## TASK INPUT
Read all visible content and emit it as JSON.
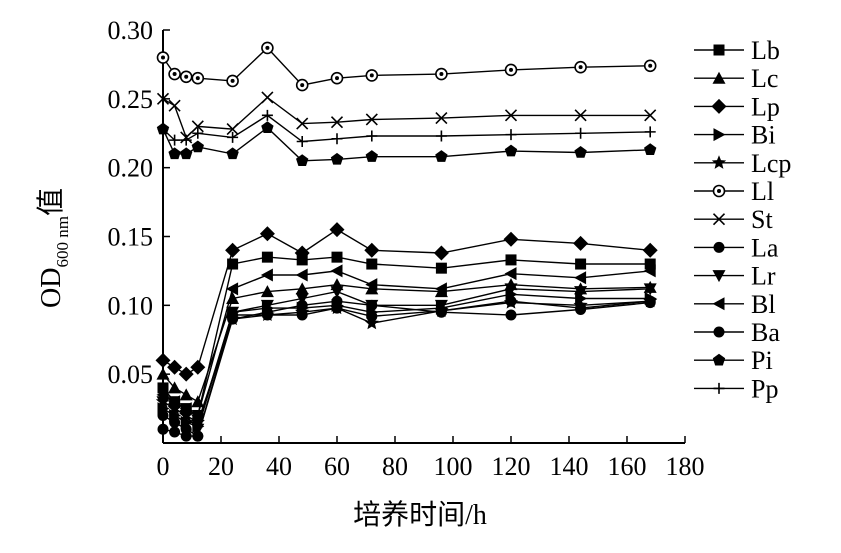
{
  "chart_data": {
    "type": "line",
    "title": "",
    "xlabel": "培养时间/h",
    "ylabel_main": "OD",
    "ylabel_sub": "600 nm",
    "ylabel_suffix": "值",
    "xlim": [
      0,
      180
    ],
    "ylim": [
      0,
      0.3
    ],
    "x_ticks": [
      "0",
      "20",
      "40",
      "60",
      "80",
      "100",
      "120",
      "140",
      "160",
      "180"
    ],
    "y_ticks": [
      "0.05",
      "0.10",
      "0.15",
      "0.20",
      "0.25",
      "0.30"
    ],
    "grid": false,
    "legend_position": "right",
    "x": [
      0,
      4,
      8,
      12,
      24,
      36,
      48,
      60,
      72,
      96,
      120,
      144,
      168
    ],
    "series": [
      {
        "name": "Lb",
        "marker": "square",
        "values": [
          0.04,
          0.03,
          0.025,
          0.02,
          0.13,
          0.135,
          0.133,
          0.135,
          0.13,
          0.127,
          0.133,
          0.13,
          0.13
        ]
      },
      {
        "name": "Lc",
        "marker": "triangle-up",
        "values": [
          0.05,
          0.04,
          0.035,
          0.03,
          0.105,
          0.11,
          0.112,
          0.115,
          0.112,
          0.11,
          0.115,
          0.112,
          0.113
        ]
      },
      {
        "name": "Lp",
        "marker": "diamond",
        "values": [
          0.06,
          0.055,
          0.05,
          0.055,
          0.14,
          0.152,
          0.138,
          0.155,
          0.14,
          0.138,
          0.148,
          0.145,
          0.14
        ]
      },
      {
        "name": "Bi",
        "marker": "triangle-right",
        "values": [
          0.025,
          0.02,
          0.015,
          0.012,
          0.095,
          0.098,
          0.098,
          0.1,
          0.095,
          0.098,
          0.108,
          0.105,
          0.105
        ]
      },
      {
        "name": "Lcp",
        "marker": "star",
        "values": [
          0.03,
          0.025,
          0.02,
          0.015,
          0.09,
          0.093,
          0.095,
          0.098,
          0.087,
          0.096,
          0.102,
          0.1,
          0.103
        ]
      },
      {
        "name": "Ll",
        "marker": "circle-open-dot",
        "values": [
          0.28,
          0.268,
          0.266,
          0.265,
          0.263,
          0.287,
          0.26,
          0.265,
          0.267,
          0.268,
          0.271,
          0.273,
          0.274
        ]
      },
      {
        "name": "St",
        "marker": "x",
        "values": [
          0.25,
          0.245,
          0.222,
          0.23,
          0.228,
          0.251,
          0.232,
          0.233,
          0.235,
          0.236,
          0.238,
          0.238,
          0.238
        ]
      },
      {
        "name": "La",
        "marker": "circle",
        "values": [
          0.02,
          0.015,
          0.01,
          0.005,
          0.09,
          0.095,
          0.1,
          0.103,
          0.1,
          0.095,
          0.093,
          0.097,
          0.102
        ]
      },
      {
        "name": "Lr",
        "marker": "triangle-down",
        "values": [
          0.03,
          0.025,
          0.02,
          0.01,
          0.095,
          0.1,
          0.105,
          0.11,
          0.1,
          0.1,
          0.112,
          0.11,
          0.112
        ]
      },
      {
        "name": "Bl",
        "marker": "triangle-left",
        "values": [
          0.035,
          0.03,
          0.025,
          0.02,
          0.112,
          0.122,
          0.122,
          0.125,
          0.115,
          0.112,
          0.123,
          0.12,
          0.125
        ]
      },
      {
        "name": "Ba",
        "marker": "circle",
        "values": [
          0.01,
          0.008,
          0.005,
          0.005,
          0.093,
          0.093,
          0.093,
          0.098,
          0.092,
          0.096,
          0.103,
          0.098,
          0.103
        ]
      },
      {
        "name": "Pi",
        "marker": "pentagon",
        "values": [
          0.228,
          0.21,
          0.21,
          0.215,
          0.21,
          0.229,
          0.205,
          0.206,
          0.208,
          0.208,
          0.212,
          0.211,
          0.213
        ]
      },
      {
        "name": "Pp",
        "marker": "plus",
        "values": [
          0.228,
          0.22,
          0.22,
          0.225,
          0.222,
          0.238,
          0.219,
          0.221,
          0.223,
          0.223,
          0.224,
          0.225,
          0.226
        ]
      }
    ]
  }
}
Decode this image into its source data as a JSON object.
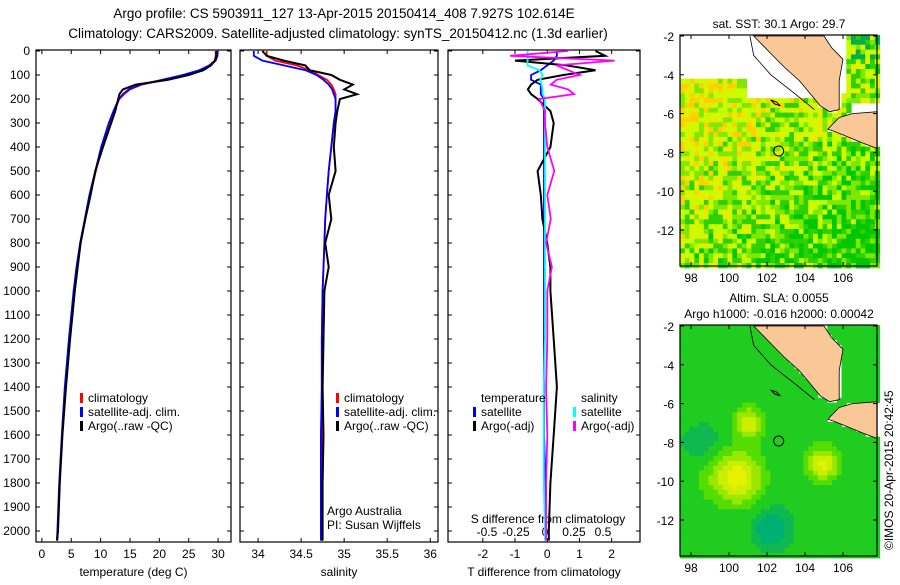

## EXERCISE BRIEF
Where a line above includes "JSON", copy that line.

## THE SOLUTION
Read all visible content and emit it as JSON.
Decode this image into its source data as a JSON object.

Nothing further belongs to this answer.